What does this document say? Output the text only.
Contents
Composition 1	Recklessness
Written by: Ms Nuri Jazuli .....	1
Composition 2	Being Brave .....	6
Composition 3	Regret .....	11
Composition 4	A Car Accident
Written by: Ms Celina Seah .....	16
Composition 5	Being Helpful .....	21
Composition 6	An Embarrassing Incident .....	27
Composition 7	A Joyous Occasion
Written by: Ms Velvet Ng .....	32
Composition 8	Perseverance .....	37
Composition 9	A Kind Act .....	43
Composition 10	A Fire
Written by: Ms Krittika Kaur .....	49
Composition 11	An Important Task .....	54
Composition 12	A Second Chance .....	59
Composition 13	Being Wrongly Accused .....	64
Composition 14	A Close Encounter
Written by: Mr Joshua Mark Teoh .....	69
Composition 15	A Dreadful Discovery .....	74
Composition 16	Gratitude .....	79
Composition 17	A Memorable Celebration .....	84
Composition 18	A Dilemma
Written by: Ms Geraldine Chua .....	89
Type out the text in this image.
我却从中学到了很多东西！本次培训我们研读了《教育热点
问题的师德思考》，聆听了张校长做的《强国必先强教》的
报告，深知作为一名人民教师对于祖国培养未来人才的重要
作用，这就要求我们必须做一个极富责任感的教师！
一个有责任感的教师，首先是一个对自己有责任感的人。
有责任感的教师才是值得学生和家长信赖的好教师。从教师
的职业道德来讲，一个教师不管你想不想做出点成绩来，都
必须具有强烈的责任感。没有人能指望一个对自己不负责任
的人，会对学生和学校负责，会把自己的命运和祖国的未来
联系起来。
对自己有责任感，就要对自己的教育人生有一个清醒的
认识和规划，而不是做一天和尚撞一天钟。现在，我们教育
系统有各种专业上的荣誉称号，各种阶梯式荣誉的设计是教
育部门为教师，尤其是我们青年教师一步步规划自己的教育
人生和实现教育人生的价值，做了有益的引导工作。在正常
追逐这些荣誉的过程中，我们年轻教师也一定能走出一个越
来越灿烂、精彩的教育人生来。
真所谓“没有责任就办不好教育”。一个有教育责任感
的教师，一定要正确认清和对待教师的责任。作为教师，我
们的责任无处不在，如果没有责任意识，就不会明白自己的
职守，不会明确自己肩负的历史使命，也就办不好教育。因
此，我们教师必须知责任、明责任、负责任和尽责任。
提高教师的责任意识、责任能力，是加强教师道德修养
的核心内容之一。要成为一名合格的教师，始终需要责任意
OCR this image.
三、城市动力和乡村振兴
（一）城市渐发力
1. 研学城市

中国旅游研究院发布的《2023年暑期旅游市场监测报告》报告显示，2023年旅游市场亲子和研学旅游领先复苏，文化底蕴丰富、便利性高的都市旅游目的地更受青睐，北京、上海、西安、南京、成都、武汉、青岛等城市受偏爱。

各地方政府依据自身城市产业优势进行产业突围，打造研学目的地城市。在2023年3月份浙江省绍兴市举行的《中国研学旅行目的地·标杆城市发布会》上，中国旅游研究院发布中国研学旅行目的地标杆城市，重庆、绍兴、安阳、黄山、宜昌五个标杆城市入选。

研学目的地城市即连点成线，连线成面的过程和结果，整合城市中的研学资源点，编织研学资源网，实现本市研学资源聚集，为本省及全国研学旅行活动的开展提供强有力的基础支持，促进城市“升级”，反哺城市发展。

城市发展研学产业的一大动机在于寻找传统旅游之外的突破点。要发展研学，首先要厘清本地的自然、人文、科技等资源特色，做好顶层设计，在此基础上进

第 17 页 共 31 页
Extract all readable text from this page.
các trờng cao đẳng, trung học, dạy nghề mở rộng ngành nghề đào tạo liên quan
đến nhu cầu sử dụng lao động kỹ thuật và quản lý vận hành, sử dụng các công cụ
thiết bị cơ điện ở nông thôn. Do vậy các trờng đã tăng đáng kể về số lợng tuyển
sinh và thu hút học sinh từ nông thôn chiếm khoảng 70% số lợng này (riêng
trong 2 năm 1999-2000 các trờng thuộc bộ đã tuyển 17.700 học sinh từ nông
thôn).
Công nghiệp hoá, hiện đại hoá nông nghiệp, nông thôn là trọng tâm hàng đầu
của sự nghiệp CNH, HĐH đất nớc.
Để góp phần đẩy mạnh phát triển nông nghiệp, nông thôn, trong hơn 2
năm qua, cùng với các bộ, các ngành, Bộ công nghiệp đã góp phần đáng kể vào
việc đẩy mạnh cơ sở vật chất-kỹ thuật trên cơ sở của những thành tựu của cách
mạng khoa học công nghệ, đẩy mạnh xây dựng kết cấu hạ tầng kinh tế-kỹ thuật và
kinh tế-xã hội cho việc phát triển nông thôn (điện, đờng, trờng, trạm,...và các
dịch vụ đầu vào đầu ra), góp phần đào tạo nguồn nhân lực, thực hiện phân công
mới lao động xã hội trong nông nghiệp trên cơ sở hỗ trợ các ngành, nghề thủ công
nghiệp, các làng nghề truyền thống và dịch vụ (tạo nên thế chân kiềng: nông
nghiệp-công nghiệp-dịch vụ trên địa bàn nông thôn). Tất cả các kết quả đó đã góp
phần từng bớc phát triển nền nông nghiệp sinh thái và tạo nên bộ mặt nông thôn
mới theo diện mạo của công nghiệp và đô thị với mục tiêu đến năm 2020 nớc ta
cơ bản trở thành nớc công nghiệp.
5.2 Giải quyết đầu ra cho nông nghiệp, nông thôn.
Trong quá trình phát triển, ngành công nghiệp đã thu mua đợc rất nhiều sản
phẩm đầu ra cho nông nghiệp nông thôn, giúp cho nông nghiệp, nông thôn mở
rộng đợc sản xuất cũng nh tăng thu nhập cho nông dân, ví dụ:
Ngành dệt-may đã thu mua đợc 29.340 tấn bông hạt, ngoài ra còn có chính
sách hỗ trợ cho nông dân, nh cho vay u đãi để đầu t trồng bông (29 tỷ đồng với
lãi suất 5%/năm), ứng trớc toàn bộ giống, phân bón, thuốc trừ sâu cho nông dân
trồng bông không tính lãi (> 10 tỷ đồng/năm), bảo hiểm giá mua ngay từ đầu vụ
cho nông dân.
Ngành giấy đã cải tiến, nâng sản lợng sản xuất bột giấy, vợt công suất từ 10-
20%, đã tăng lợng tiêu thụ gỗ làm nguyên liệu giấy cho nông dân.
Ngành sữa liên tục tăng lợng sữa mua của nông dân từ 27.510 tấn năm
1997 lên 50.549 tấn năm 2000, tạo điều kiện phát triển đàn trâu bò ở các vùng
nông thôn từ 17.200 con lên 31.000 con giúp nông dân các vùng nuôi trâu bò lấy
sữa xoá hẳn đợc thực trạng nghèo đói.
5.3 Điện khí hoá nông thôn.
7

## Task directions
How many of the lines above include the string "tiêu"? Answer with the number only.

## Solution for this problem
2